__DIRECTION__
How many lines in the records below hold the string "title"? Answer with the number alone.

__SOURCE DATA__
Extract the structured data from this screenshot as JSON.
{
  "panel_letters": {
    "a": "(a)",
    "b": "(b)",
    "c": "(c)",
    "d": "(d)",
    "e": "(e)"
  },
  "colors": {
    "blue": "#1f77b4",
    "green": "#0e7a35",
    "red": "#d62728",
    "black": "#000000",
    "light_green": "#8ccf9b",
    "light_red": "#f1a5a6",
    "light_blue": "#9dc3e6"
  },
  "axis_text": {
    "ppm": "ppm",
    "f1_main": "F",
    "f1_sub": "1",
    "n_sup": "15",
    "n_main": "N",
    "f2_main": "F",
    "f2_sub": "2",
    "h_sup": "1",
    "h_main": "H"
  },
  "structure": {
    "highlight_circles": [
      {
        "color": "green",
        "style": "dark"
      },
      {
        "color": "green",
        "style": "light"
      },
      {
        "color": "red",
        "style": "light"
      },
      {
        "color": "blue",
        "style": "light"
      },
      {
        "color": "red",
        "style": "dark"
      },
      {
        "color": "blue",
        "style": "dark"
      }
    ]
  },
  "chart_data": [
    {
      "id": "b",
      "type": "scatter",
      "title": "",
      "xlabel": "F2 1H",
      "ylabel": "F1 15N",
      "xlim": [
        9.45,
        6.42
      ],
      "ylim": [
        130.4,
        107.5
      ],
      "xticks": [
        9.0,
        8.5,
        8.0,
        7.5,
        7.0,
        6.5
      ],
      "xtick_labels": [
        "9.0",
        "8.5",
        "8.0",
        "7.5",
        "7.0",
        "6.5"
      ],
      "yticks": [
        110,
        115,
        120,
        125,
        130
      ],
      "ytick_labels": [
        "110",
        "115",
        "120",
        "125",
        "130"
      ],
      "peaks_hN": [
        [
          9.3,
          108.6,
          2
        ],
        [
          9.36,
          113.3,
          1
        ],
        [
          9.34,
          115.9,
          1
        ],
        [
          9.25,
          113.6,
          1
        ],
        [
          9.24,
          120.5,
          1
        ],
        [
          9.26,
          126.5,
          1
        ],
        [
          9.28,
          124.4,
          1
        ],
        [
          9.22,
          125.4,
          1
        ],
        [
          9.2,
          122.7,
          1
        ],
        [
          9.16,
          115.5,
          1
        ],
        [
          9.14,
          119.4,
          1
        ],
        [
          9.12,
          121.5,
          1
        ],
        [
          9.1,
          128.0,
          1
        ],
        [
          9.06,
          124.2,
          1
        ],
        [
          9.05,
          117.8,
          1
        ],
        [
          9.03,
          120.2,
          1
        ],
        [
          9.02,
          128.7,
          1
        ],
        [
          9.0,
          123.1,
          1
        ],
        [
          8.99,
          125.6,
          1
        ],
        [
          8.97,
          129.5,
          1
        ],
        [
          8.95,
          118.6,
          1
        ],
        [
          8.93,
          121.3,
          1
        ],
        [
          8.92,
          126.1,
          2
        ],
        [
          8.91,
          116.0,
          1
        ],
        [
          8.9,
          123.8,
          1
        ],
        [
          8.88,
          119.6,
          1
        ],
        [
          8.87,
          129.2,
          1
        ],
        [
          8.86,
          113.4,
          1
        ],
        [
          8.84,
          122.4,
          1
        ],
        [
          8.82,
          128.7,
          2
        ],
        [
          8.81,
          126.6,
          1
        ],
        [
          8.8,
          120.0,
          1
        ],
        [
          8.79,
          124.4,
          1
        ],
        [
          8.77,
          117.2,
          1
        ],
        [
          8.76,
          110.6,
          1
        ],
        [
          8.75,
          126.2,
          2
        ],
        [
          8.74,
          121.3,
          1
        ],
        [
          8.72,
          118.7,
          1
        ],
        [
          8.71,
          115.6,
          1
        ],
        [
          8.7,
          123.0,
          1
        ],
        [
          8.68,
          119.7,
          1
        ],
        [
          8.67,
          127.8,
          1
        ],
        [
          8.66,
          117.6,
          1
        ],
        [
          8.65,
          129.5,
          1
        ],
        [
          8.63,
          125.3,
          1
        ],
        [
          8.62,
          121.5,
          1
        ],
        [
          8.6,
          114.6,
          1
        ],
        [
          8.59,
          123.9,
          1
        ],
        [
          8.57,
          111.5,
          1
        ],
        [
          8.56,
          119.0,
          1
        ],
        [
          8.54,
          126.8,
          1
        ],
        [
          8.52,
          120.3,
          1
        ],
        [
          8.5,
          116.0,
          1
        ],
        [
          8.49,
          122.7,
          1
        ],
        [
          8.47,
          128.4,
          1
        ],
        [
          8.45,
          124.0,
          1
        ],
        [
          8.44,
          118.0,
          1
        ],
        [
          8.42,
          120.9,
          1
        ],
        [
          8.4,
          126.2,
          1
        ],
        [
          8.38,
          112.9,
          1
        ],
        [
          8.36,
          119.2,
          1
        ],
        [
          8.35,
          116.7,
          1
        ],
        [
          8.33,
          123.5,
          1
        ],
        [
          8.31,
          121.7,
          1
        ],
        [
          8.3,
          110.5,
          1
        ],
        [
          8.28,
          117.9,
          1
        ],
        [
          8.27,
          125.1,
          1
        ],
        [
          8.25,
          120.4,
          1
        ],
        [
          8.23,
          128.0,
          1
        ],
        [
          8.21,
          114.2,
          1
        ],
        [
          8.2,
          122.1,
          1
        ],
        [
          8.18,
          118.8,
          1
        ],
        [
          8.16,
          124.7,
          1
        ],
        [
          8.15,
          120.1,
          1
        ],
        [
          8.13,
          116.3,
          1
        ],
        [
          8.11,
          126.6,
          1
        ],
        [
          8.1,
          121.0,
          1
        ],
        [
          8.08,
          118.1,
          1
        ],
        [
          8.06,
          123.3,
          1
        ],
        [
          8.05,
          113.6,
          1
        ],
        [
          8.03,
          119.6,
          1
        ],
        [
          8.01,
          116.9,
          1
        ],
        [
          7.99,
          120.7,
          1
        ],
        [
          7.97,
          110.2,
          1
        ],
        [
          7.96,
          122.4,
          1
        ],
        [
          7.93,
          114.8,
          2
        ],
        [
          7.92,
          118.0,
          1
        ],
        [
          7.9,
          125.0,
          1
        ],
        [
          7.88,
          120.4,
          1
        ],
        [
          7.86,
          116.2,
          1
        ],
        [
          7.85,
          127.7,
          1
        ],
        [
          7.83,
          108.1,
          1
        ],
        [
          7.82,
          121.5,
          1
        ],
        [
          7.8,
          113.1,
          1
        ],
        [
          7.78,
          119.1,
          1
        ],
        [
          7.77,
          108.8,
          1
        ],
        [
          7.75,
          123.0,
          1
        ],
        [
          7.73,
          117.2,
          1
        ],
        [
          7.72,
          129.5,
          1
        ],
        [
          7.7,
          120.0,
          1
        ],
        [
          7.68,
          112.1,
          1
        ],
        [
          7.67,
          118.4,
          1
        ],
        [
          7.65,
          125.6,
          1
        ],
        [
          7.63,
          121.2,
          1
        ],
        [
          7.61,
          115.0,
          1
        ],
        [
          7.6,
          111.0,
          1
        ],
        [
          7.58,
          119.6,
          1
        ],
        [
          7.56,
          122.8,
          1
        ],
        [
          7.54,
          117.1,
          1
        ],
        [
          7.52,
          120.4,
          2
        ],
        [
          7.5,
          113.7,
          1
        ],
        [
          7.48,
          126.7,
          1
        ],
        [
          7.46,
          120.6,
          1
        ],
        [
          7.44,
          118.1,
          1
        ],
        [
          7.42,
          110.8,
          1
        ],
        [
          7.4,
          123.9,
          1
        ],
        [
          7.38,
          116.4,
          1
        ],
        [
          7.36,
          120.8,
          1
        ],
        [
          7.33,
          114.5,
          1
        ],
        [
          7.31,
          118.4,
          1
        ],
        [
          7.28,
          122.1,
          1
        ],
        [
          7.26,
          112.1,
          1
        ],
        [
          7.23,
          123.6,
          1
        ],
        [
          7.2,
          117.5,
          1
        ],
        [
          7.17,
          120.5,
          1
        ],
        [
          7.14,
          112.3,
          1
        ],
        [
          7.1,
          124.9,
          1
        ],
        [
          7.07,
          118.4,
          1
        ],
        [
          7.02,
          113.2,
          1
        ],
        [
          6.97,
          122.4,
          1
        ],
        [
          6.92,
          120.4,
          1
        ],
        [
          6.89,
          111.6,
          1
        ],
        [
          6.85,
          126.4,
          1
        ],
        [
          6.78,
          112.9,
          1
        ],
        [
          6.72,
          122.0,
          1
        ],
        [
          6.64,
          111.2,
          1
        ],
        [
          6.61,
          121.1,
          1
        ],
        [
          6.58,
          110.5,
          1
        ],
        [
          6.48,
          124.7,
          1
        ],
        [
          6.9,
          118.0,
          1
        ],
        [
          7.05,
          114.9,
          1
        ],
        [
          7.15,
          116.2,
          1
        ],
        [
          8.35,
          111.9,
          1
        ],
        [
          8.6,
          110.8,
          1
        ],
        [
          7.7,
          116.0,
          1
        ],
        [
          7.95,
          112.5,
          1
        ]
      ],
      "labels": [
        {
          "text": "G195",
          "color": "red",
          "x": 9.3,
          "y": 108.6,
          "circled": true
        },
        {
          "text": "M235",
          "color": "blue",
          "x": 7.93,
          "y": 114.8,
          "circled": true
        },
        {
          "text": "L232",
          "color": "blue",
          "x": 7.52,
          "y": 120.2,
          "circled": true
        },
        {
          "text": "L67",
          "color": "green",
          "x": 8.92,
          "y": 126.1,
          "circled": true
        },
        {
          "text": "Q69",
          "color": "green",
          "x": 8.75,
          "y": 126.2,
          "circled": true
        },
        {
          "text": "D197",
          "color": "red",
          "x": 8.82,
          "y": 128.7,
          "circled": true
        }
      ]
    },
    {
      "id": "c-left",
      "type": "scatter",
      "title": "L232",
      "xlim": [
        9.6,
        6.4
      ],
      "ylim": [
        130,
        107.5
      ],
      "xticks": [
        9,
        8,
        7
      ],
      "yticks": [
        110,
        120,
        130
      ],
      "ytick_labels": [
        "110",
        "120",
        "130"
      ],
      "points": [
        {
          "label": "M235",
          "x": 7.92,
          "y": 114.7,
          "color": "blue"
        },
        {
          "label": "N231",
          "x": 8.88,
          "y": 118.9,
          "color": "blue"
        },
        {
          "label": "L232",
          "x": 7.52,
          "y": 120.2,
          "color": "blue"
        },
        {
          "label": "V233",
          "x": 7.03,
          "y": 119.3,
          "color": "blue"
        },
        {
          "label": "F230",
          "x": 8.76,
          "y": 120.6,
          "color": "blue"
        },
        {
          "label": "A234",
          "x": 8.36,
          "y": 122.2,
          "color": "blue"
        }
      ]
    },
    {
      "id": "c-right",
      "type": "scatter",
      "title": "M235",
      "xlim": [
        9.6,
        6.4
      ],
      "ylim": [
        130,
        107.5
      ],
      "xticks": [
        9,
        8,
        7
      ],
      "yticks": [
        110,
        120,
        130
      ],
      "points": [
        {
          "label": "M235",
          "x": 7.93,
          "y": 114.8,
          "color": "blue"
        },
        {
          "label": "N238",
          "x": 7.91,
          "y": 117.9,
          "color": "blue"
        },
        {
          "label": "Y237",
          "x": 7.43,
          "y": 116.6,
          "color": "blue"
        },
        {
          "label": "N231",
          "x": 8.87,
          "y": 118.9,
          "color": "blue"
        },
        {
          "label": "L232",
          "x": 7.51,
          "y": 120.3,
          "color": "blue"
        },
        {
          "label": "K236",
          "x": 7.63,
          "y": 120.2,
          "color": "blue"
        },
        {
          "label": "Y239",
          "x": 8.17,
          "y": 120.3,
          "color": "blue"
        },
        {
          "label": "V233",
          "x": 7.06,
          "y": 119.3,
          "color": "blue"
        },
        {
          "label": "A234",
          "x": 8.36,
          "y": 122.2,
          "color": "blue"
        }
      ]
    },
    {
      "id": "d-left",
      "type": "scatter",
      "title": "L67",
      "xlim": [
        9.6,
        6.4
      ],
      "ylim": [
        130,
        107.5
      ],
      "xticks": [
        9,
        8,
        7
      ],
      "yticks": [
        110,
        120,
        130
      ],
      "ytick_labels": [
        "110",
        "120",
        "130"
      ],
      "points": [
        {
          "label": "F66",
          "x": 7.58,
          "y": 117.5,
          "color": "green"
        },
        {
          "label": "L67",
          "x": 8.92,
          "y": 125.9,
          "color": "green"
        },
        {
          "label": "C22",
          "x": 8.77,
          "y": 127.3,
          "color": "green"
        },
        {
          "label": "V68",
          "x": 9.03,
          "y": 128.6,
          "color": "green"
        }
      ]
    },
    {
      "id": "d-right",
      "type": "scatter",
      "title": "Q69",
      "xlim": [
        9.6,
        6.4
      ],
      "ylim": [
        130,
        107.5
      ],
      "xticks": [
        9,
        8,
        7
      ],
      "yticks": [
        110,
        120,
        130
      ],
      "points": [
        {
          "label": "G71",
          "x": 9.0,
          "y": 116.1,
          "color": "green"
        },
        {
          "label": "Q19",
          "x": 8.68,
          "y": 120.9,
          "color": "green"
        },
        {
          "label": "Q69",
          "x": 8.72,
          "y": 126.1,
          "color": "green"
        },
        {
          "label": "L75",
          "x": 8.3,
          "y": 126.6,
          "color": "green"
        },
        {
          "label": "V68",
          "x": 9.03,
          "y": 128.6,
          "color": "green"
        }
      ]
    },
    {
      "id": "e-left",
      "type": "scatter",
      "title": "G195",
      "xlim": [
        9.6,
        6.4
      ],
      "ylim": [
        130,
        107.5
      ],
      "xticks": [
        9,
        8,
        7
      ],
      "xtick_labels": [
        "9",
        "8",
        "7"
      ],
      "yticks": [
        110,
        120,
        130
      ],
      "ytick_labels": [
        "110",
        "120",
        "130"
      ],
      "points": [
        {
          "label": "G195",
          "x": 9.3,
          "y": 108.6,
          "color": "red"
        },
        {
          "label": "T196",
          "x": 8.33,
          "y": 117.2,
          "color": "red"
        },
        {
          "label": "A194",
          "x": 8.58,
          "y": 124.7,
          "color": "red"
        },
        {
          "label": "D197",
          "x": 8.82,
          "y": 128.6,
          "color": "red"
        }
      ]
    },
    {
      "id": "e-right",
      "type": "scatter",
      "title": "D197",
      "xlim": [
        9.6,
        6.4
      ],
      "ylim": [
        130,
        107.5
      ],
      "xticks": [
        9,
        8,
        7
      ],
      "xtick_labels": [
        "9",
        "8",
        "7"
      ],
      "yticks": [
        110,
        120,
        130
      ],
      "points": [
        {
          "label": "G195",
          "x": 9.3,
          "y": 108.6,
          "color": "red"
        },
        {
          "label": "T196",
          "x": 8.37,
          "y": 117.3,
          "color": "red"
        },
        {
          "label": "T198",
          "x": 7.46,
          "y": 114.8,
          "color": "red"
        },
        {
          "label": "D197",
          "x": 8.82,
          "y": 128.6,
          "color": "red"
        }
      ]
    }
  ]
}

__EXERCISE OUTPUT__
7